__WHAT IS REQUIRED__
Examine the records and identify each line that includes the string "marker". Copy those lines.

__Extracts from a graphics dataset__
^^^^^^^^

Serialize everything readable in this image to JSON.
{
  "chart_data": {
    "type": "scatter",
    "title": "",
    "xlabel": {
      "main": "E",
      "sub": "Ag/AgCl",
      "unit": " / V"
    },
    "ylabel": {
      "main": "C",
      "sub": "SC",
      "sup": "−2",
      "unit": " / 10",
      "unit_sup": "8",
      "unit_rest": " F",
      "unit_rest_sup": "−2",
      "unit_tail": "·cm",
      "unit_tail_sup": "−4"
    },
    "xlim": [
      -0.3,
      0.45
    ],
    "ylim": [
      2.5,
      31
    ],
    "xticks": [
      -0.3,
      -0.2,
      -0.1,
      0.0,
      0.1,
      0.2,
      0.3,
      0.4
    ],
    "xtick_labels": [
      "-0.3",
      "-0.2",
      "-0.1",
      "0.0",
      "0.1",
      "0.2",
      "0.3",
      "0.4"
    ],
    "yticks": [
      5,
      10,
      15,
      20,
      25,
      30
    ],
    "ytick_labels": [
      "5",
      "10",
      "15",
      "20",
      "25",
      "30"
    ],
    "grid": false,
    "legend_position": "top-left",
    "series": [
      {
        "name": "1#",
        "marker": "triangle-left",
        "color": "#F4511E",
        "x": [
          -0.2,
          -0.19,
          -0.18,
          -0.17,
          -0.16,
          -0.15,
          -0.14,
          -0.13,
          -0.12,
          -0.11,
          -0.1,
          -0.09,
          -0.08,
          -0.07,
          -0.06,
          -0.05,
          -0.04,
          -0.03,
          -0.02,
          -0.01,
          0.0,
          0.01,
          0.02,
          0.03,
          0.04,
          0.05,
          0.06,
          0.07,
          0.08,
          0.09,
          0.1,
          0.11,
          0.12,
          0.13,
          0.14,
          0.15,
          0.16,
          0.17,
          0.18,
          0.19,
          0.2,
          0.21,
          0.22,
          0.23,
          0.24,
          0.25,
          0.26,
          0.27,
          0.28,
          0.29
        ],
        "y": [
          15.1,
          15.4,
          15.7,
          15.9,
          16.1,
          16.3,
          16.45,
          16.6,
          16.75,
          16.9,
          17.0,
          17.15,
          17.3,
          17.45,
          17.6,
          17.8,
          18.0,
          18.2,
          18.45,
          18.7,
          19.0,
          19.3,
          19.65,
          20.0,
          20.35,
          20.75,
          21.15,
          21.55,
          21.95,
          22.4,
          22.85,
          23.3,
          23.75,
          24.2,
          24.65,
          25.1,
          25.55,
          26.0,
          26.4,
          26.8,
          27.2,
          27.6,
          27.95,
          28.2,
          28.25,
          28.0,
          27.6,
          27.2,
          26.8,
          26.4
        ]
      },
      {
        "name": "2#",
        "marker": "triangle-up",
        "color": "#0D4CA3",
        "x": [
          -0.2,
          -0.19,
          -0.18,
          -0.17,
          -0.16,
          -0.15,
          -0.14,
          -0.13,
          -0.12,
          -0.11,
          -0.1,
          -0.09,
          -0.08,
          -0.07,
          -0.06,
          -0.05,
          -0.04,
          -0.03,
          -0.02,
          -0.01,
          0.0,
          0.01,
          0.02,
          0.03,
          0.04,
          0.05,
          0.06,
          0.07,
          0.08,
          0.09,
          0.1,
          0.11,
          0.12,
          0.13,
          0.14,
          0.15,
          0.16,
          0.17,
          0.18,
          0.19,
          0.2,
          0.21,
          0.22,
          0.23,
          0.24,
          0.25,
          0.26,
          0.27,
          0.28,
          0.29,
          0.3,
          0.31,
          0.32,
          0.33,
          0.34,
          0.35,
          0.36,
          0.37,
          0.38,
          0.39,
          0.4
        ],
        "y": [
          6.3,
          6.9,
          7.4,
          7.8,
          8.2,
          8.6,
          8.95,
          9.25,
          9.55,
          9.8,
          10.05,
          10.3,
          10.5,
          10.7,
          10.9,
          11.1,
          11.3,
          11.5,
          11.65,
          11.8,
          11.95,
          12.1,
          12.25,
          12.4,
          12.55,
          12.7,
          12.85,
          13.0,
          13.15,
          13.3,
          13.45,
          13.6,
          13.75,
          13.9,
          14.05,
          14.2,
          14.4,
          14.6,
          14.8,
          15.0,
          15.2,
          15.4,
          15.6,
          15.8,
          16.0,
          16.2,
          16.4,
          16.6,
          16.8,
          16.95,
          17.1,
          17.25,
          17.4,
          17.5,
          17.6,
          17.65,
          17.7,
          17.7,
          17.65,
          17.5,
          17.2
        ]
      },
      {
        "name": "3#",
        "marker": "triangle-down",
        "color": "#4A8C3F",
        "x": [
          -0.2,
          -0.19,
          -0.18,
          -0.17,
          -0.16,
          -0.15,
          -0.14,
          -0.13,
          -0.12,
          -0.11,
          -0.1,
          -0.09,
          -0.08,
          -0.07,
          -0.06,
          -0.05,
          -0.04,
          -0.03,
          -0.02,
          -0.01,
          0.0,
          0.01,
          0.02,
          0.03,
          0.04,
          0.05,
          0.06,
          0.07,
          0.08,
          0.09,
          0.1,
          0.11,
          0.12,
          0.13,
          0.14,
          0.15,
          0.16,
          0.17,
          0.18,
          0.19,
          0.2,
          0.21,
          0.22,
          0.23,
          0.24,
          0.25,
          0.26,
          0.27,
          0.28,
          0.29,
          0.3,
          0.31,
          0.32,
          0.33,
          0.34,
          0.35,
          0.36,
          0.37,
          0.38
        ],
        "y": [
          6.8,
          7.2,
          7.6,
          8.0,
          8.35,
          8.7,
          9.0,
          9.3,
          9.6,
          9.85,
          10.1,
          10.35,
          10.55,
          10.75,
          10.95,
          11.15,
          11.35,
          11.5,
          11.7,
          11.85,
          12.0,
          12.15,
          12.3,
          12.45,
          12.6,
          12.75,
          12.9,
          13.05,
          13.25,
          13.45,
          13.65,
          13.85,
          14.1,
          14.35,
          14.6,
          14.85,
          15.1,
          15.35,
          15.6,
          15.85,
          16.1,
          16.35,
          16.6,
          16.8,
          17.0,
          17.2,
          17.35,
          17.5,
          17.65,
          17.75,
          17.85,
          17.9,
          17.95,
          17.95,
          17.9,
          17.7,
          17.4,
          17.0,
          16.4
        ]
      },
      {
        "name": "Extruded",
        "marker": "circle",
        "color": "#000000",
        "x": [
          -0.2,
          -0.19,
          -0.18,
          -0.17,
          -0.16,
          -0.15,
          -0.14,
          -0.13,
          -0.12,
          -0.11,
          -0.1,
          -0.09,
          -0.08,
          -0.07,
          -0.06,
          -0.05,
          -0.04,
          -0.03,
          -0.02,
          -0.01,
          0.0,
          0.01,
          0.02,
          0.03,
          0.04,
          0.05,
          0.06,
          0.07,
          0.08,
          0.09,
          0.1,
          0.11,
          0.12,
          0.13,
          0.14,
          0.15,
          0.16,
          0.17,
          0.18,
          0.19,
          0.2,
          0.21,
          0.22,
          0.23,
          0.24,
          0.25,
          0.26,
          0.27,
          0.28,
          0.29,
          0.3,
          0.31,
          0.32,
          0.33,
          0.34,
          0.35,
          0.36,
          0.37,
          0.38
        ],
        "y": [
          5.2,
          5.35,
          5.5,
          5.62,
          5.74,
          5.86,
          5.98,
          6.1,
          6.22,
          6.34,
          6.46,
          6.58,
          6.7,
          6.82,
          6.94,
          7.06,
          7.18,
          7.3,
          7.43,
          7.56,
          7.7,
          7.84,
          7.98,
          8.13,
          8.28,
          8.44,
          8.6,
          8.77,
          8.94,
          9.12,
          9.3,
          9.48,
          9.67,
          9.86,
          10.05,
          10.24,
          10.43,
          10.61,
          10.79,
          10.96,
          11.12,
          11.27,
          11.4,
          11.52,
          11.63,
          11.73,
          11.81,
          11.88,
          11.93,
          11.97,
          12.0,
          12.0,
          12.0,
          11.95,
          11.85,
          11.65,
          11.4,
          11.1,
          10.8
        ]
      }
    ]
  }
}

^^^^^^^^

__EXERCISE ANSWER__
        "marker": "triangle-left",
        "marker": "triangle-up",
        "marker": "triangle-down",
        "marker": "circle",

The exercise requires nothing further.